## Working data
────────────────────
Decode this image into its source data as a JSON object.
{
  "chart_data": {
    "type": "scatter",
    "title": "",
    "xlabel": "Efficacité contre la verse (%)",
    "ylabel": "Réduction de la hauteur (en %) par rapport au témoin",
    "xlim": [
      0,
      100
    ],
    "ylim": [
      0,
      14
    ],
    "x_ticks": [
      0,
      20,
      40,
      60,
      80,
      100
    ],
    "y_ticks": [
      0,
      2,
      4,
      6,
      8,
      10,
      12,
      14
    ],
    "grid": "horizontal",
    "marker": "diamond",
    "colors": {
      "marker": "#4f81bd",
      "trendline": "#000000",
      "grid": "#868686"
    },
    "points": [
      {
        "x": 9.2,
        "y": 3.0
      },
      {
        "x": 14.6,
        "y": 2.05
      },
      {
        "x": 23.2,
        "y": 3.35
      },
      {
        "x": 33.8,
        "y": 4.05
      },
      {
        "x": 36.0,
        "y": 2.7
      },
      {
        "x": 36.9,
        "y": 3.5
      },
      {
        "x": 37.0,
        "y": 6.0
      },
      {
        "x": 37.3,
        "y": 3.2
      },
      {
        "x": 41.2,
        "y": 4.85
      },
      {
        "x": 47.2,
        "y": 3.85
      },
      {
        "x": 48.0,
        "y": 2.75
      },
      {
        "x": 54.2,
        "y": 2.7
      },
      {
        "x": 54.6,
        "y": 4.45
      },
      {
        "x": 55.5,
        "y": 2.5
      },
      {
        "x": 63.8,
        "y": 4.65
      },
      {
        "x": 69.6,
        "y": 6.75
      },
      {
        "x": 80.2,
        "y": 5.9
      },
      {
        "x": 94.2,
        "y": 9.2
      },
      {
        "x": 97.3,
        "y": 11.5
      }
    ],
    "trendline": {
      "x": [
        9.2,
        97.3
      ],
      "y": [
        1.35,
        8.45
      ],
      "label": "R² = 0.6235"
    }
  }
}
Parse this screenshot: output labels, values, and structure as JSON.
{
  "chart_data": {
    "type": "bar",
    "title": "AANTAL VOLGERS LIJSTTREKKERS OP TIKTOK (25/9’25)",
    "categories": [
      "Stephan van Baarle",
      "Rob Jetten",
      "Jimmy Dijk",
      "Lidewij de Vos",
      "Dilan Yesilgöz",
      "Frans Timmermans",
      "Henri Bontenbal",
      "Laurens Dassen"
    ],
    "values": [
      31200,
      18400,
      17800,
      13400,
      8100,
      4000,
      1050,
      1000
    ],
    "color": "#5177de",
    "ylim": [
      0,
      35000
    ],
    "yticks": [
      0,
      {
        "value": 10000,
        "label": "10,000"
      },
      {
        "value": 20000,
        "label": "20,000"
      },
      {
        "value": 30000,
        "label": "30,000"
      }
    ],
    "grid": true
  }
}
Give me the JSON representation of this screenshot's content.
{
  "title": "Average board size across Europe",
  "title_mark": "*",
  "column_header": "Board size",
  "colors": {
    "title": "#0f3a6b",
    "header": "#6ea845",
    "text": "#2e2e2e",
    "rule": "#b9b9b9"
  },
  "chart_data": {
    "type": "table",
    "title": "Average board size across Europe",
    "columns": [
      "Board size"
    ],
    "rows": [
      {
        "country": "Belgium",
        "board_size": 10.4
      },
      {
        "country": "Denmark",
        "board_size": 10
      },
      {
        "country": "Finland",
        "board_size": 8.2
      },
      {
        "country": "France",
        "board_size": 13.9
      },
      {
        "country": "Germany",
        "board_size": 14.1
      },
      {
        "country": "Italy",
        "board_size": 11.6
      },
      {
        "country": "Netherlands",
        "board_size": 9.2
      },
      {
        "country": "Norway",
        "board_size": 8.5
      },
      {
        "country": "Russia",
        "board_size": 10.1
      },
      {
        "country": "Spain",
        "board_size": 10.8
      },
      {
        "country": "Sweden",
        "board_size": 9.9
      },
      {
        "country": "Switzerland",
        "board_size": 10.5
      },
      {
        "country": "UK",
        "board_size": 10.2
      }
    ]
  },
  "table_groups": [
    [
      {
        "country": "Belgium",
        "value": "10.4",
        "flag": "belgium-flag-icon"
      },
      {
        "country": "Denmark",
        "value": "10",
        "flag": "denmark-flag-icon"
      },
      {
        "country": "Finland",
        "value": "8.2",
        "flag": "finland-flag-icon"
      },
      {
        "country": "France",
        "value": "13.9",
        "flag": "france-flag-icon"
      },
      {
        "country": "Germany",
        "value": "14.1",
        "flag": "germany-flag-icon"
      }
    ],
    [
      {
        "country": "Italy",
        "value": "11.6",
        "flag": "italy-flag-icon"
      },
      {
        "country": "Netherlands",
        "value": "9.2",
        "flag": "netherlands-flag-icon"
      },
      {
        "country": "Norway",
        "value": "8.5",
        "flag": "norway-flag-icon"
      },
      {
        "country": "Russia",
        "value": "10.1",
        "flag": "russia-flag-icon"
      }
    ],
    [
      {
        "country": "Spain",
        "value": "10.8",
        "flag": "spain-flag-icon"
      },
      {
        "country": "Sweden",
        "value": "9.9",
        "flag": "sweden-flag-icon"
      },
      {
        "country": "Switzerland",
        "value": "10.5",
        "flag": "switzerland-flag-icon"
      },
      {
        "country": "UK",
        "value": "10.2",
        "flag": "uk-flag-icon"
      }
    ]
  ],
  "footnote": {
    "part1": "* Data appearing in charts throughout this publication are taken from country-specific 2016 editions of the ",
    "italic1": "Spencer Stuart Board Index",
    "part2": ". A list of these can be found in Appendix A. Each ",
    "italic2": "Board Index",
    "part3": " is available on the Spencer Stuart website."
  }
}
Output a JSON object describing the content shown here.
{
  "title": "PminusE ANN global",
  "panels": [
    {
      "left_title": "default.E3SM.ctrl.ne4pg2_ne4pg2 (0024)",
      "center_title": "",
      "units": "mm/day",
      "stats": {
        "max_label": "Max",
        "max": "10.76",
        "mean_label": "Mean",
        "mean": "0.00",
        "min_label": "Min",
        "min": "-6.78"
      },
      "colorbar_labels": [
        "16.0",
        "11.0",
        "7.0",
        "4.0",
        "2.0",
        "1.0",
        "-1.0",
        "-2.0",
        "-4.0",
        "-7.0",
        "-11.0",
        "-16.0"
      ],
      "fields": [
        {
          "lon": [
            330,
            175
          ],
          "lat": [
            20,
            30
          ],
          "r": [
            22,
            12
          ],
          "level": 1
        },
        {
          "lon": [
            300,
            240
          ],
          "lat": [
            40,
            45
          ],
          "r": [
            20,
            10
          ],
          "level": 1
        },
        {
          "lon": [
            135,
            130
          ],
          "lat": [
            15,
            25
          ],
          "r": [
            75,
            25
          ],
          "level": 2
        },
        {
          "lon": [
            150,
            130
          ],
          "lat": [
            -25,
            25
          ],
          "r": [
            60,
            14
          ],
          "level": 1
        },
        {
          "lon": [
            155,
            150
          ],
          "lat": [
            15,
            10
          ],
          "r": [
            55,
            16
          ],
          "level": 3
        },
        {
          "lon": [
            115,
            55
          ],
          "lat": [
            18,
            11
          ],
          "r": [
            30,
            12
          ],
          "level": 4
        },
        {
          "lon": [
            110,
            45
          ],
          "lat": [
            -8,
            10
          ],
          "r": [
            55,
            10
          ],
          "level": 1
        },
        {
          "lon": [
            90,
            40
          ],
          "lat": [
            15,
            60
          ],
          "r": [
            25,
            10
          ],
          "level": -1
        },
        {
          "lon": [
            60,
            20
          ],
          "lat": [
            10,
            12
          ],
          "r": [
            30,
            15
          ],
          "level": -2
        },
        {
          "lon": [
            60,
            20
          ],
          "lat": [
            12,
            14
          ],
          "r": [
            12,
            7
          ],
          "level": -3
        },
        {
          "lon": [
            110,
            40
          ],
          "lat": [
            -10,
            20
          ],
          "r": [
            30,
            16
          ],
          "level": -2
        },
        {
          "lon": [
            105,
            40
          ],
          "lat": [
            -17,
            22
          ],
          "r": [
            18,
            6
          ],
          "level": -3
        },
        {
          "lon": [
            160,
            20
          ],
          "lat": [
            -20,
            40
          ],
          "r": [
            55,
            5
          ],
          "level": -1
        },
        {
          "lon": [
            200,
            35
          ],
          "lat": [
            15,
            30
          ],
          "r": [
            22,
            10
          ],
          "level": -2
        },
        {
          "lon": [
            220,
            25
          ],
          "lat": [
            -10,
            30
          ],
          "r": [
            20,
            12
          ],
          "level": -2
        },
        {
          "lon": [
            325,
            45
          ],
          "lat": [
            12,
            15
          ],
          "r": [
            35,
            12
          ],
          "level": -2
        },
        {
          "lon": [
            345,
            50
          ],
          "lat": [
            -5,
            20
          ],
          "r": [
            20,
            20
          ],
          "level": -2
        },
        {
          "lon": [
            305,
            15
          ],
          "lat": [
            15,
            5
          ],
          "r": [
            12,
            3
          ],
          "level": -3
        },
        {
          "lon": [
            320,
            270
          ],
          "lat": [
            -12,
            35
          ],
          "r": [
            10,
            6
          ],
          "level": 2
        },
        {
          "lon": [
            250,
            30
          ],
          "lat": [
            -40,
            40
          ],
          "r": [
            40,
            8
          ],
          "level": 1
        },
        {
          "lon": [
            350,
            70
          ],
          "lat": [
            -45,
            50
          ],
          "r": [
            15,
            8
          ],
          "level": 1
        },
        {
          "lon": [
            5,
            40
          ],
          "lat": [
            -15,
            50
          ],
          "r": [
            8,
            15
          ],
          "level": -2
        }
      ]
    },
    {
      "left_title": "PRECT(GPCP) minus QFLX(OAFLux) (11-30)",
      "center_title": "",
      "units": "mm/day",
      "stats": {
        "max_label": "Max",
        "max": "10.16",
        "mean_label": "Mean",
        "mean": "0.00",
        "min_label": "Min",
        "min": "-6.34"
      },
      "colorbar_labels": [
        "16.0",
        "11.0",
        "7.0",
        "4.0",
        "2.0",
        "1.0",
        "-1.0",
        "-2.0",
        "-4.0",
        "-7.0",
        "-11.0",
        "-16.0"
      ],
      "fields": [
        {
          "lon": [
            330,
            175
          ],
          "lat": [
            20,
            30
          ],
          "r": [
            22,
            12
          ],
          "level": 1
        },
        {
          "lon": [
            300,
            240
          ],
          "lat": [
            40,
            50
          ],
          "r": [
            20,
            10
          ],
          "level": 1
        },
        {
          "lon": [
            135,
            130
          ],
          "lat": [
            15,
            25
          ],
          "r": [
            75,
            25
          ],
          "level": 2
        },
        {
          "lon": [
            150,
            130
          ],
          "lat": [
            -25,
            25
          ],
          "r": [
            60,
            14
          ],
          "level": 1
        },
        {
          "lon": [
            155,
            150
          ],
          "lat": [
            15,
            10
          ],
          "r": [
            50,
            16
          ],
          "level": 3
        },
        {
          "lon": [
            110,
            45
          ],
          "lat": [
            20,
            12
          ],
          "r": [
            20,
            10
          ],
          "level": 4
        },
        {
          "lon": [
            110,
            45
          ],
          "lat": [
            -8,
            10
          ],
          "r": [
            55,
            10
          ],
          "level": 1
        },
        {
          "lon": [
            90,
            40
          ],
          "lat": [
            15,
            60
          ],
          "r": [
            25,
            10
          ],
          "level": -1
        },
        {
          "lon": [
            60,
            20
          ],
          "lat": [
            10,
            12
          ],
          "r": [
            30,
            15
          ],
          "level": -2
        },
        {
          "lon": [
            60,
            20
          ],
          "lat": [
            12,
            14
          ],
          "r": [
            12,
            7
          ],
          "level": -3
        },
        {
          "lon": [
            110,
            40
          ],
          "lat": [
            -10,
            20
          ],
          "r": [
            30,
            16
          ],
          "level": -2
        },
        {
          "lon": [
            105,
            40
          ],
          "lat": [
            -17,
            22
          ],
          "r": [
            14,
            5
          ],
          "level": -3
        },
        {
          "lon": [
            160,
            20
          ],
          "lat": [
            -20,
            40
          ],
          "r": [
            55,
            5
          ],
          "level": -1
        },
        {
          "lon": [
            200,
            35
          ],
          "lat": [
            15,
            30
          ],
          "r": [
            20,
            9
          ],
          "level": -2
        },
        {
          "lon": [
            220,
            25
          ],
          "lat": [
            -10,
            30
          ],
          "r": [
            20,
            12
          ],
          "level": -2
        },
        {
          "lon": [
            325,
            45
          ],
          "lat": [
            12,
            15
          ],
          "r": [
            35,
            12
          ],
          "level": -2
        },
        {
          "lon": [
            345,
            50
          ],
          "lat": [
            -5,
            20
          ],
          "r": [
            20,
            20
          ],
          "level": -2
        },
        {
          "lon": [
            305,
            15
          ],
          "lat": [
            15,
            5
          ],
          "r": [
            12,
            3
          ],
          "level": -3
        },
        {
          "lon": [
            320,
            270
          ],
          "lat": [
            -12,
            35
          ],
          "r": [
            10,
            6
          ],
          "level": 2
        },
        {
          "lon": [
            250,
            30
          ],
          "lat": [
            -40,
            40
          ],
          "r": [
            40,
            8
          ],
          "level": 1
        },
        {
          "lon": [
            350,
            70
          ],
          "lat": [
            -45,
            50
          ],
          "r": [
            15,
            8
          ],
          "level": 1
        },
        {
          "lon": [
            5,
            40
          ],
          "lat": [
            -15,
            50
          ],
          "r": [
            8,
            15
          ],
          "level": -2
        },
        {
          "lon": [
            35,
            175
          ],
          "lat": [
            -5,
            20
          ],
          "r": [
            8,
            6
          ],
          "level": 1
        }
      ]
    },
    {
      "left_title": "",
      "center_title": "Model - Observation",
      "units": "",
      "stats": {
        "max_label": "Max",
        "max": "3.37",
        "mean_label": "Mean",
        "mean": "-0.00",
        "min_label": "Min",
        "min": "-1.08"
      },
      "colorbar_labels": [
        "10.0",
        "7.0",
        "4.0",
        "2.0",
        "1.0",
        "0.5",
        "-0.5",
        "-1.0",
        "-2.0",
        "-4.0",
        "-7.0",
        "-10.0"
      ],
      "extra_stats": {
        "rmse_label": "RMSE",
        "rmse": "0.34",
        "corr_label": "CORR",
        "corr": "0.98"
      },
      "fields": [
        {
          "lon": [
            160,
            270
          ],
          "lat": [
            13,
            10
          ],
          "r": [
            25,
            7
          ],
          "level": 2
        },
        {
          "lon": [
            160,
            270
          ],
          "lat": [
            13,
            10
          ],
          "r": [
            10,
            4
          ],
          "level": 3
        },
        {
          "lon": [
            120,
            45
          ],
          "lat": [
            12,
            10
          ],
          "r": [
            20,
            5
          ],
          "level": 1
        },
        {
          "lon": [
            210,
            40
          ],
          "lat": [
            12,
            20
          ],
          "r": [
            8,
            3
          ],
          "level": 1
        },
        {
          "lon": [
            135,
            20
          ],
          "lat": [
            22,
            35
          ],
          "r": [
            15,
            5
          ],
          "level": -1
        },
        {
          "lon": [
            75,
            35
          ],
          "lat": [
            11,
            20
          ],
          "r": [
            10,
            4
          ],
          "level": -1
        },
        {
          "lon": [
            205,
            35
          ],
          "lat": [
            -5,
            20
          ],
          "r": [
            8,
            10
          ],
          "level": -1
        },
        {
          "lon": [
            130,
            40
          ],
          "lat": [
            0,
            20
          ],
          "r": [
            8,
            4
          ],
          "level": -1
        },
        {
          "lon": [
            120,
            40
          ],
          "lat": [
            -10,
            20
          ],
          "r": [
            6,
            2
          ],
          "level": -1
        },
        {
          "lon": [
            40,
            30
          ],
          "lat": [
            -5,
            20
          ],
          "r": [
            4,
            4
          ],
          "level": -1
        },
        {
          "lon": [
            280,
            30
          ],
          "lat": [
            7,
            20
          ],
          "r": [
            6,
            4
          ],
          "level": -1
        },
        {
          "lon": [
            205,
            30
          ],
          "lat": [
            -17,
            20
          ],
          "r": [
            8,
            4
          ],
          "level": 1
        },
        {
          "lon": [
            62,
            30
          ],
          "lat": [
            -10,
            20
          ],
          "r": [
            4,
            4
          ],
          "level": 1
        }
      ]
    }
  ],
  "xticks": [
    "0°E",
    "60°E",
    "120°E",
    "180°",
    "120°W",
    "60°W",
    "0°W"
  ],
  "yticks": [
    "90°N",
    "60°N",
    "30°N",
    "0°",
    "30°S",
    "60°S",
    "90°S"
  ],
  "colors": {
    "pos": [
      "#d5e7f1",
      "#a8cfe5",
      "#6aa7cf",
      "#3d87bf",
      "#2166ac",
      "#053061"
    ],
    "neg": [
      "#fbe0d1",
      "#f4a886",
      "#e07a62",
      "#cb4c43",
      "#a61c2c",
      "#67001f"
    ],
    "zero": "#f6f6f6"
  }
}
────────────────────
## Exercise instructions
Copy every line that contains the string "across".

## Solution
  "title": "Average board size across Europe",
    "title": "Average board size across Europe",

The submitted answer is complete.